In the listing below, locate the lines bearing the word "Week". Copy every one of them.

━━━━━ Data records

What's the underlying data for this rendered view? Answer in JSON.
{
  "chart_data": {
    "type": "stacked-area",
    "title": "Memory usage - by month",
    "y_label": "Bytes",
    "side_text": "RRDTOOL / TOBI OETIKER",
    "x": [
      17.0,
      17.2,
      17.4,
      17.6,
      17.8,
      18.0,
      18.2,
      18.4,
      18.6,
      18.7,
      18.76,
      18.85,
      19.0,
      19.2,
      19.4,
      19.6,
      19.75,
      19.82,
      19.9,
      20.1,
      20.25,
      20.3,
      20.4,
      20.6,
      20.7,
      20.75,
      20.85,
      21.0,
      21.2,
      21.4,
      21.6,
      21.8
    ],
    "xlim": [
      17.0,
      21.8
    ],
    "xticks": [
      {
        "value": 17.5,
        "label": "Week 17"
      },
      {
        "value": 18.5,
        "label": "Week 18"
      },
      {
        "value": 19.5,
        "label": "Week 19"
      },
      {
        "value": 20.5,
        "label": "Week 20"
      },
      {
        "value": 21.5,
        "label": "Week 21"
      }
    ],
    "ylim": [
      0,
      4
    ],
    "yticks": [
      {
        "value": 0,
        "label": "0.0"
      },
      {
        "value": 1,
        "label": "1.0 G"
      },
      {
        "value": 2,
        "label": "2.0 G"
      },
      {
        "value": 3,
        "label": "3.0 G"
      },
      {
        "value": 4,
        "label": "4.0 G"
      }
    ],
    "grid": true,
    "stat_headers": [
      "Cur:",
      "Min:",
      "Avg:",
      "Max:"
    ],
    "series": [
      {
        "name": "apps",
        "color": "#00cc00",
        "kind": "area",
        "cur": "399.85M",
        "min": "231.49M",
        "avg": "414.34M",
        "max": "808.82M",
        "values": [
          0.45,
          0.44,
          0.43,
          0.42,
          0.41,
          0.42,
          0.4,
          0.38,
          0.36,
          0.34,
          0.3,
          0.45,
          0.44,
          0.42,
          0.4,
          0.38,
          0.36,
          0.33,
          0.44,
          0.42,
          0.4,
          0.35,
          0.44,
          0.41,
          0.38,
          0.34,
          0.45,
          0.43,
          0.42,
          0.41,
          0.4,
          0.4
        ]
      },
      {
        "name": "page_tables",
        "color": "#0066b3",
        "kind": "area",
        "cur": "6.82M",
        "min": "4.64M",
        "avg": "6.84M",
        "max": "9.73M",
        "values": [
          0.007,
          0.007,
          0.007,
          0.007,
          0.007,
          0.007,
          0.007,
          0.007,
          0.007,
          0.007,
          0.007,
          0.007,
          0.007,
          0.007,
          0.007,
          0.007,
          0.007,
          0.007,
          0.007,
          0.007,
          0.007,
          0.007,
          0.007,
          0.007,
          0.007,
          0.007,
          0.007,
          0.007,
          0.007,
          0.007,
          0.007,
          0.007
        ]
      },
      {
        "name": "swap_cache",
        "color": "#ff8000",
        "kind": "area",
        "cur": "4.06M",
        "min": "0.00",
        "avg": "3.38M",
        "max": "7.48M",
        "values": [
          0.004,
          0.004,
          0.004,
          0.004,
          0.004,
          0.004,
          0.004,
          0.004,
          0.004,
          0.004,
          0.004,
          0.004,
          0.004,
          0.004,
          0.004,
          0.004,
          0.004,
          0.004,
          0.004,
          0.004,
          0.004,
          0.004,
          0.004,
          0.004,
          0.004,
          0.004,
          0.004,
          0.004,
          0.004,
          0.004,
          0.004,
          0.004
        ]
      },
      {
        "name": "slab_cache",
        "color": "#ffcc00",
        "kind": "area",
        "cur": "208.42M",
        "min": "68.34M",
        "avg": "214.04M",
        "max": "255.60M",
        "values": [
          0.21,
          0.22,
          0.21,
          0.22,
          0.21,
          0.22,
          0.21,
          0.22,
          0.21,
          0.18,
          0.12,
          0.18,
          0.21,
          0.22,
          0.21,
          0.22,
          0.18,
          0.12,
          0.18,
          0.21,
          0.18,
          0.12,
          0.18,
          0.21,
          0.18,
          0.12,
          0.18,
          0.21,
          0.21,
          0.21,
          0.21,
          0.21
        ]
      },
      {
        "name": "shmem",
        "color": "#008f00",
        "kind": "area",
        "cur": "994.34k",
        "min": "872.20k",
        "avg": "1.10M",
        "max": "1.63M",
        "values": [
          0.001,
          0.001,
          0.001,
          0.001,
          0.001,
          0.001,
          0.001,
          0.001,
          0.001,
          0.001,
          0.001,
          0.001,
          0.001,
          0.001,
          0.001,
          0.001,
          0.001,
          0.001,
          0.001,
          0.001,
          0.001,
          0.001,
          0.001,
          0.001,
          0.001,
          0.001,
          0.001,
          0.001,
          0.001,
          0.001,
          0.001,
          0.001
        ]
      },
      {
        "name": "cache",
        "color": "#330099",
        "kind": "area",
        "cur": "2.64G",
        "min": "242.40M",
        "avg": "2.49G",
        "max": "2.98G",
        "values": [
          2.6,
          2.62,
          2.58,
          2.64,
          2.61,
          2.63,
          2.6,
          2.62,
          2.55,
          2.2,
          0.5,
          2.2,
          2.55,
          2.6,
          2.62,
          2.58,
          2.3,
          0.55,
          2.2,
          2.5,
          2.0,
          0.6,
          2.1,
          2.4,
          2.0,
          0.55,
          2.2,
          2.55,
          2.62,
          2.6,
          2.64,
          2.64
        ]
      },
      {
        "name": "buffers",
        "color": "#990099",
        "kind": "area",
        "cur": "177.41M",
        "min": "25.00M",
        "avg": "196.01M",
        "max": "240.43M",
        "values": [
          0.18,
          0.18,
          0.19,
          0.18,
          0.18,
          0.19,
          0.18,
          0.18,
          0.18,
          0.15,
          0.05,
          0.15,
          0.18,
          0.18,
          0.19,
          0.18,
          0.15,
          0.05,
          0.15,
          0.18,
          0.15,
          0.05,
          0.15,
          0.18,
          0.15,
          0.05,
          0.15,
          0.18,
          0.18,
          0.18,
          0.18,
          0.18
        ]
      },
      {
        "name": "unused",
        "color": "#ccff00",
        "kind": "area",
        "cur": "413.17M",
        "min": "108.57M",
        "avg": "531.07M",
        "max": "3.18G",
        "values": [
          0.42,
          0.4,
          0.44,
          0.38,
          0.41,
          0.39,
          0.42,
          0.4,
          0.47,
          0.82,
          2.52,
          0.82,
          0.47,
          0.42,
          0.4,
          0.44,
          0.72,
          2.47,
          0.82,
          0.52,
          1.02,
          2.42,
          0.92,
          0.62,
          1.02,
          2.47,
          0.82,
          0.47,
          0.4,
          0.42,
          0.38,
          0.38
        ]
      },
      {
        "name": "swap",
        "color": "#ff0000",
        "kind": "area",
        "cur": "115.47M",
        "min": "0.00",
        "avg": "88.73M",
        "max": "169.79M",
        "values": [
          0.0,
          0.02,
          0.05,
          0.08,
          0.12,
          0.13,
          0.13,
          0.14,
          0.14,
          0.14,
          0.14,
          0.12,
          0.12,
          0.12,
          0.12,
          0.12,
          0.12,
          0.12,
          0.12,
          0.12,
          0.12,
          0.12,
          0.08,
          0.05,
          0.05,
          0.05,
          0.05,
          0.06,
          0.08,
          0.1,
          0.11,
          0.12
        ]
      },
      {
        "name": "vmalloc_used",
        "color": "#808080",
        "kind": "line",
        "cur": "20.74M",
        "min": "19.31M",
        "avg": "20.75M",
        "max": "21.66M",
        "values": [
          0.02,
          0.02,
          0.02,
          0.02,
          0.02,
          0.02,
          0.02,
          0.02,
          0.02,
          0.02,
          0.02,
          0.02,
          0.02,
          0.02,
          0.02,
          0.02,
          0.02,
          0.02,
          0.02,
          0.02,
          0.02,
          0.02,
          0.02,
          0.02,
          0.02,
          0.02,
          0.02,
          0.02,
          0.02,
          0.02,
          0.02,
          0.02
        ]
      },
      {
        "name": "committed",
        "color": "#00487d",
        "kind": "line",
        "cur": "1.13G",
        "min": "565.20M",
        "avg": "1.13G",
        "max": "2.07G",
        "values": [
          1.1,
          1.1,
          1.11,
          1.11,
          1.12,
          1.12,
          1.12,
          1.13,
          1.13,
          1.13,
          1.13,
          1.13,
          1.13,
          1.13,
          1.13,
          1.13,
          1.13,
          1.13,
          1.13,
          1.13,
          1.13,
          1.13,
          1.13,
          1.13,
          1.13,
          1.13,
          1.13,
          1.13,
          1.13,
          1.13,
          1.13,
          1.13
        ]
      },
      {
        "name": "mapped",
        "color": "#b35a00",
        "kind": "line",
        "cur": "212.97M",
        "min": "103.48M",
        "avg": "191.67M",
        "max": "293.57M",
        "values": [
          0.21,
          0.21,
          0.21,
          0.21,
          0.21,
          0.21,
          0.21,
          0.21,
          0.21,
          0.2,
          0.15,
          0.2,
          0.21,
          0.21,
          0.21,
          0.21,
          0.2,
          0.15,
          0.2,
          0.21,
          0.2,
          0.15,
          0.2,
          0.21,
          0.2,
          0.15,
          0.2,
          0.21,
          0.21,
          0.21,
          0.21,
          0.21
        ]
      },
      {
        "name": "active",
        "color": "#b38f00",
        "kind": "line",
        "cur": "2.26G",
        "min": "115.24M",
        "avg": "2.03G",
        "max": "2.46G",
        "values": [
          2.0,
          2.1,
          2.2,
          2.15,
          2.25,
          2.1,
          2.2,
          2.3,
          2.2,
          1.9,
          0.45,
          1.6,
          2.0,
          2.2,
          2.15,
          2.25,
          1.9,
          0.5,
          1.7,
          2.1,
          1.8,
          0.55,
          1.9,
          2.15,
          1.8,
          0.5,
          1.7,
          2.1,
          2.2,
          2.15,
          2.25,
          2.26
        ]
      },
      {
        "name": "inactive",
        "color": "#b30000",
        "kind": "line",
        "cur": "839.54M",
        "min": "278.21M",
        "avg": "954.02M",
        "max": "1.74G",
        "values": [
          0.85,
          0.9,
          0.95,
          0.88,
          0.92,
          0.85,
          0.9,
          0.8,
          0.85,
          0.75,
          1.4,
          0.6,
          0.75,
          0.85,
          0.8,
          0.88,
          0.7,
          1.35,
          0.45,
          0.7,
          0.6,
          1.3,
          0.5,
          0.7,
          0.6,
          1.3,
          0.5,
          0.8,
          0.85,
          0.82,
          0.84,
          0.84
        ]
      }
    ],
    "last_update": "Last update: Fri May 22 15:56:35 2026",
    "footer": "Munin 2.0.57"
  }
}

━━━━━━━━━━

> Answer below:
        "label": "Week 17"
        "label": "Week 18"
        "label": "Week 19"
        "label": "Week 20"
        "label": "Week 21"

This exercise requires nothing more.